■ PROBLEM ■
Write out the material again word for word, dropping any images it holds.

(Records from a data source)
= = = = =
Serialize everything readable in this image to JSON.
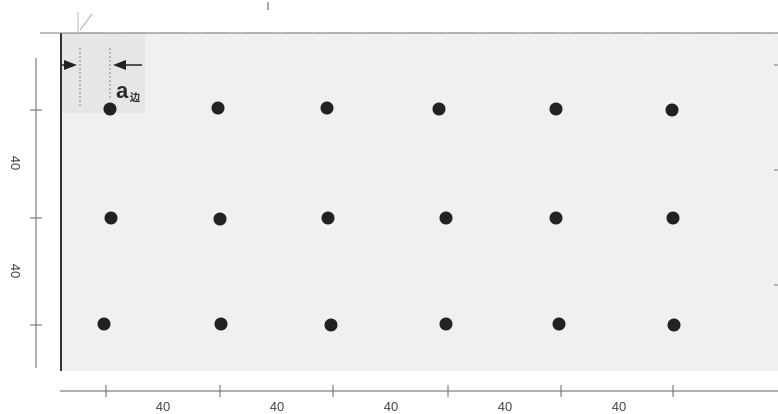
{
  "colors": {
    "panel": "#f0f0f0",
    "dot": "#222222",
    "dim_line": "#555555",
    "centerline": "#888888"
  },
  "edge_marker": {
    "label": "a",
    "subscript": "边"
  },
  "horizontal_dimensions": [
    "40",
    "40",
    "40",
    "40",
    "40"
  ],
  "vertical_dimensions": [
    "40",
    "40"
  ],
  "dot_grid": {
    "rows": 3,
    "columns": 6
  }
}
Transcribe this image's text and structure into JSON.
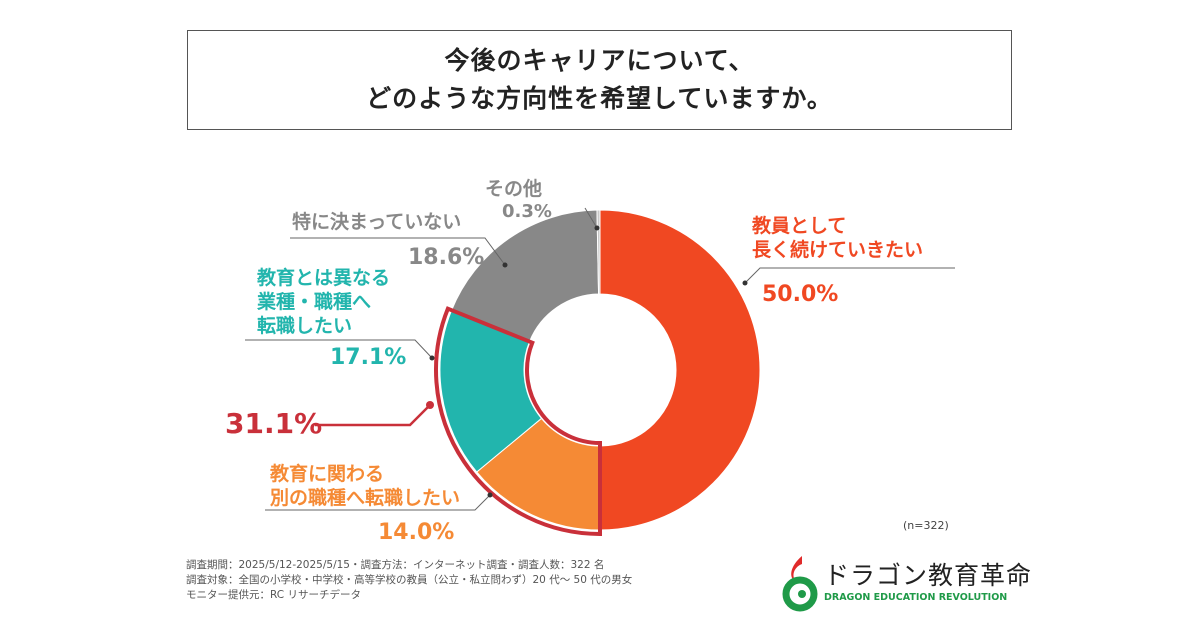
{
  "title": {
    "line1": "今後のキャリアについて、",
    "line2": "どのような方向性を希望していますか。"
  },
  "chart_data": {
    "type": "pie",
    "donut": true,
    "categories": [
      "教員として長く続けていきたい",
      "教育に関わる別の職種へ転職したい",
      "教育とは異なる業種・職種へ転職したい",
      "特に決まっていない",
      "その他"
    ],
    "values": [
      50.0,
      14.0,
      17.1,
      18.6,
      0.3
    ],
    "value_labels": [
      "50.0%",
      "14.0%",
      "17.1%",
      "18.6%",
      "0.3%"
    ],
    "colors": [
      "#f04822",
      "#f58a35",
      "#22b5ad",
      "#888888",
      "#c8c8c8"
    ],
    "label_lines": [
      [
        "教員として",
        "長く続けていきたい"
      ],
      [
        "教育に関わる",
        "別の職種へ転職したい"
      ],
      [
        "教育とは異なる",
        "業種・職種へ",
        "転職したい"
      ],
      [
        "特に決まっていない"
      ],
      [
        "その他"
      ]
    ],
    "highlight": {
      "label": "31.1%",
      "includes": [
        "教育に関わる別の職種へ転職したい",
        "教育とは異なる業種・職種へ転職したい"
      ],
      "color": "#c9303a"
    },
    "n_label": "(n=322)"
  },
  "notes": [
    "調査期間：2025/5/12-2025/5/15・調査方法：インターネット調査・調査人数：322 名",
    "調査対象：全国の小学校・中学校・高等学校の教員（公立・私立問わず）20 代〜 50 代の男女",
    "モニター提供元：RC リサーチデータ"
  ],
  "logo": {
    "jp": "ドラゴン教育革命",
    "en": "DRAGON EDUCATION REVOLUTION"
  }
}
= = = = =
■ WRITTEN REPLY ■
Serialize everything readable in this image to JSON.
{
  "colors": {
    "panel": "#f0f0f0",
    "dot": "#222222",
    "dim_line": "#555555",
    "centerline": "#888888"
  },
  "edge_marker": {
    "label": "a",
    "subscript": "边"
  },
  "horizontal_dimensions": [
    "40",
    "40",
    "40",
    "40",
    "40"
  ],
  "vertical_dimensions": [
    "40",
    "40"
  ],
  "dot_grid": {
    "rows": 3,
    "columns": 6
  }
}
Transcribe this image's text and structure into JSON.
{
  "title": {
    "line1": "今後のキャリアについて、",
    "line2": "どのような方向性を希望していますか。"
  },
  "chart_data": {
    "type": "pie",
    "donut": true,
    "categories": [
      "教員として長く続けていきたい",
      "教育に関わる別の職種へ転職したい",
      "教育とは異なる業種・職種へ転職したい",
      "特に決まっていない",
      "その他"
    ],
    "values": [
      50.0,
      14.0,
      17.1,
      18.6,
      0.3
    ],
    "value_labels": [
      "50.0%",
      "14.0%",
      "17.1%",
      "18.6%",
      "0.3%"
    ],
    "colors": [
      "#f04822",
      "#f58a35",
      "#22b5ad",
      "#888888",
      "#c8c8c8"
    ],
    "label_lines": [
      [
        "教員として",
        "長く続けていきたい"
      ],
      [
        "教育に関わる",
        "別の職種へ転職したい"
      ],
      [
        "教育とは異なる",
        "業種・職種へ",
        "転職したい"
      ],
      [
        "特に決まっていない"
      ],
      [
        "その他"
      ]
    ],
    "highlight": {
      "label": "31.1%",
      "includes": [
        "教育に関わる別の職種へ転職したい",
        "教育とは異なる業種・職種へ転職したい"
      ],
      "color": "#c9303a"
    },
    "n_label": "(n=322)"
  },
  "notes": [
    "調査期間：2025/5/12-2025/5/15・調査方法：インターネット調査・調査人数：322 名",
    "調査対象：全国の小学校・中学校・高等学校の教員（公立・私立問わず）20 代〜 50 代の男女",
    "モニター提供元：RC リサーチデータ"
  ],
  "logo": {
    "jp": "ドラゴン教育革命",
    "en": "DRAGON EDUCATION REVOLUTION"
  }
}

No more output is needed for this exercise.